* To be done *
Collect every line that includes the string "الذي".

··· Materials provided ···

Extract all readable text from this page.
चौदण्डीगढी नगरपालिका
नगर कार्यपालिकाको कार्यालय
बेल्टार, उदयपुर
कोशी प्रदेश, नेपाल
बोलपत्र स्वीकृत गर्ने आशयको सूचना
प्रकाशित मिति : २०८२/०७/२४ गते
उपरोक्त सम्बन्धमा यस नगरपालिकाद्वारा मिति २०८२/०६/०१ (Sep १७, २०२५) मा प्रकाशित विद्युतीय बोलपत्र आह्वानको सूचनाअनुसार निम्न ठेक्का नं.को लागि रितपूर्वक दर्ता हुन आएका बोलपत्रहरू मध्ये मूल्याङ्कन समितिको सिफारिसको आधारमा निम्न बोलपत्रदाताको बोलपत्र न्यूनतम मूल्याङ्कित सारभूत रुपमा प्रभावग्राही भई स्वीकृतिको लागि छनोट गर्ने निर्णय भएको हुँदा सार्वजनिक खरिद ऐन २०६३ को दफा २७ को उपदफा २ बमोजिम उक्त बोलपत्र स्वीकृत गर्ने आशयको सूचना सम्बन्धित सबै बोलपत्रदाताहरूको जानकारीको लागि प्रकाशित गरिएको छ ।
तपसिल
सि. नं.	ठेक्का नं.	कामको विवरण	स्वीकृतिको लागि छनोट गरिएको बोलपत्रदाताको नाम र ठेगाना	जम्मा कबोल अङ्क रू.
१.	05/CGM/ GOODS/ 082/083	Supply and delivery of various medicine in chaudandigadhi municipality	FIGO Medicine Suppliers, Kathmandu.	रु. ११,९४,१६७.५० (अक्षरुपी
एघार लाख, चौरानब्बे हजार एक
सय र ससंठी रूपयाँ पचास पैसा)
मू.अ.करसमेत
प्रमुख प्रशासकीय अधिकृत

···
··· Materials provided ···

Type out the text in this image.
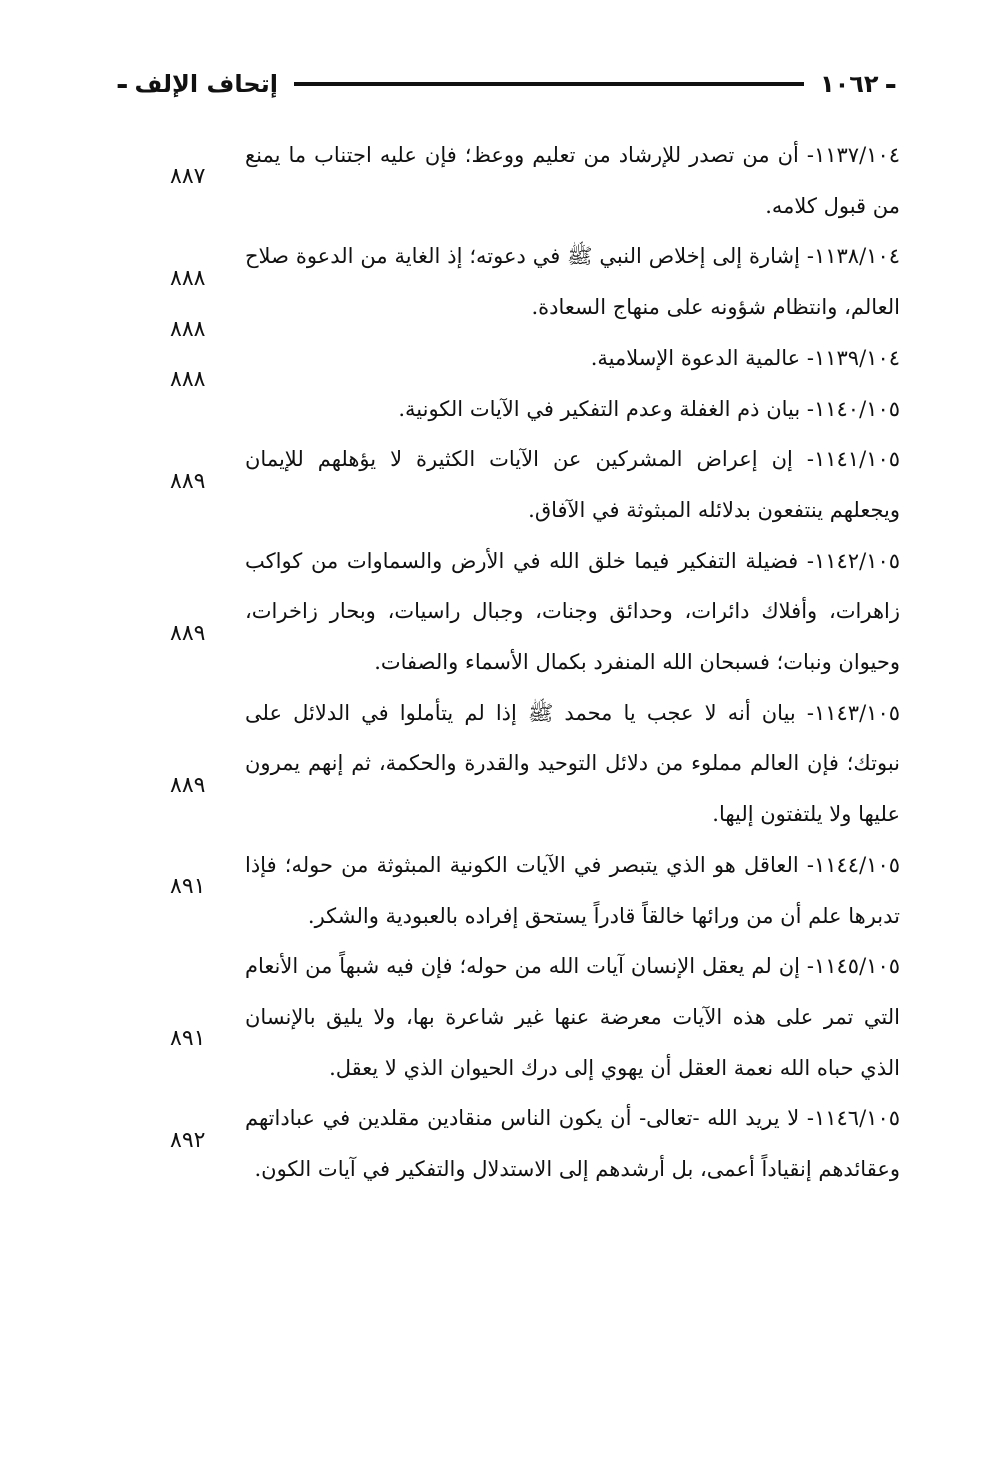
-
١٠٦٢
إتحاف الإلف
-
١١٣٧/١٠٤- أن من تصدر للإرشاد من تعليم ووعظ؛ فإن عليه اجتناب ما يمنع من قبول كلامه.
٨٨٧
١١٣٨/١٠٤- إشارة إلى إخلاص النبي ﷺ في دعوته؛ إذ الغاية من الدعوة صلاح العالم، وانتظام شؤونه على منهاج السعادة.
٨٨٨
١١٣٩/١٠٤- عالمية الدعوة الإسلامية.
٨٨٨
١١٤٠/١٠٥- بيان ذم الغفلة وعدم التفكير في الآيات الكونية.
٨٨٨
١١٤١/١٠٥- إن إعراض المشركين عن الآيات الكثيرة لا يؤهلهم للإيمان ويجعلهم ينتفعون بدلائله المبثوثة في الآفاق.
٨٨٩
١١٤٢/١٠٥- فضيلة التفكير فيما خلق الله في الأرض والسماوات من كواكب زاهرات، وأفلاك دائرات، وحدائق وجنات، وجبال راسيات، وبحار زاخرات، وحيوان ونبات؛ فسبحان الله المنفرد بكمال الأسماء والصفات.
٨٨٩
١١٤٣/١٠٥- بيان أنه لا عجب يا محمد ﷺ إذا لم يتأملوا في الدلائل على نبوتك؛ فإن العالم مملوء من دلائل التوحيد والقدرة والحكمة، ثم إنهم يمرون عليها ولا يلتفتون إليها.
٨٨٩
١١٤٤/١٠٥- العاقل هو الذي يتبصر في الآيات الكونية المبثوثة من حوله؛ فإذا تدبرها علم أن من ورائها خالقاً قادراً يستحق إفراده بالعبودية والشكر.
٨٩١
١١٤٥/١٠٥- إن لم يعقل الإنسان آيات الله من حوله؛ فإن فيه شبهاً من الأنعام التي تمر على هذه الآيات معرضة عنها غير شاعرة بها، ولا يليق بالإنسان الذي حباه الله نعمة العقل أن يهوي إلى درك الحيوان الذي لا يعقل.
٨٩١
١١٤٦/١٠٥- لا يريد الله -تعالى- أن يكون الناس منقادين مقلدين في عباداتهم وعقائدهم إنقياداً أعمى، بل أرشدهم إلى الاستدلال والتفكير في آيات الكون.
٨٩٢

···

* Written response *
١١٤٤/١٠٥- العاقل هو الذي يتبصر في الآيات الكونية المبثوثة من حوله؛ فإذا تدبرها علم أن من ورائها خالقاً قادراً يستحق إفراده بالعبودية والشكر.
١١٤٥/١٠٥- إن لم يعقل الإنسان آيات الله من حوله؛ فإن فيه شبهاً من الأنعام التي تمر على هذه الآيات معرضة عنها غير شاعرة بها، ولا يليق بالإنسان الذي حباه الله نعمة العقل أن يهوي إلى درك الحيوان الذي لا يعقل.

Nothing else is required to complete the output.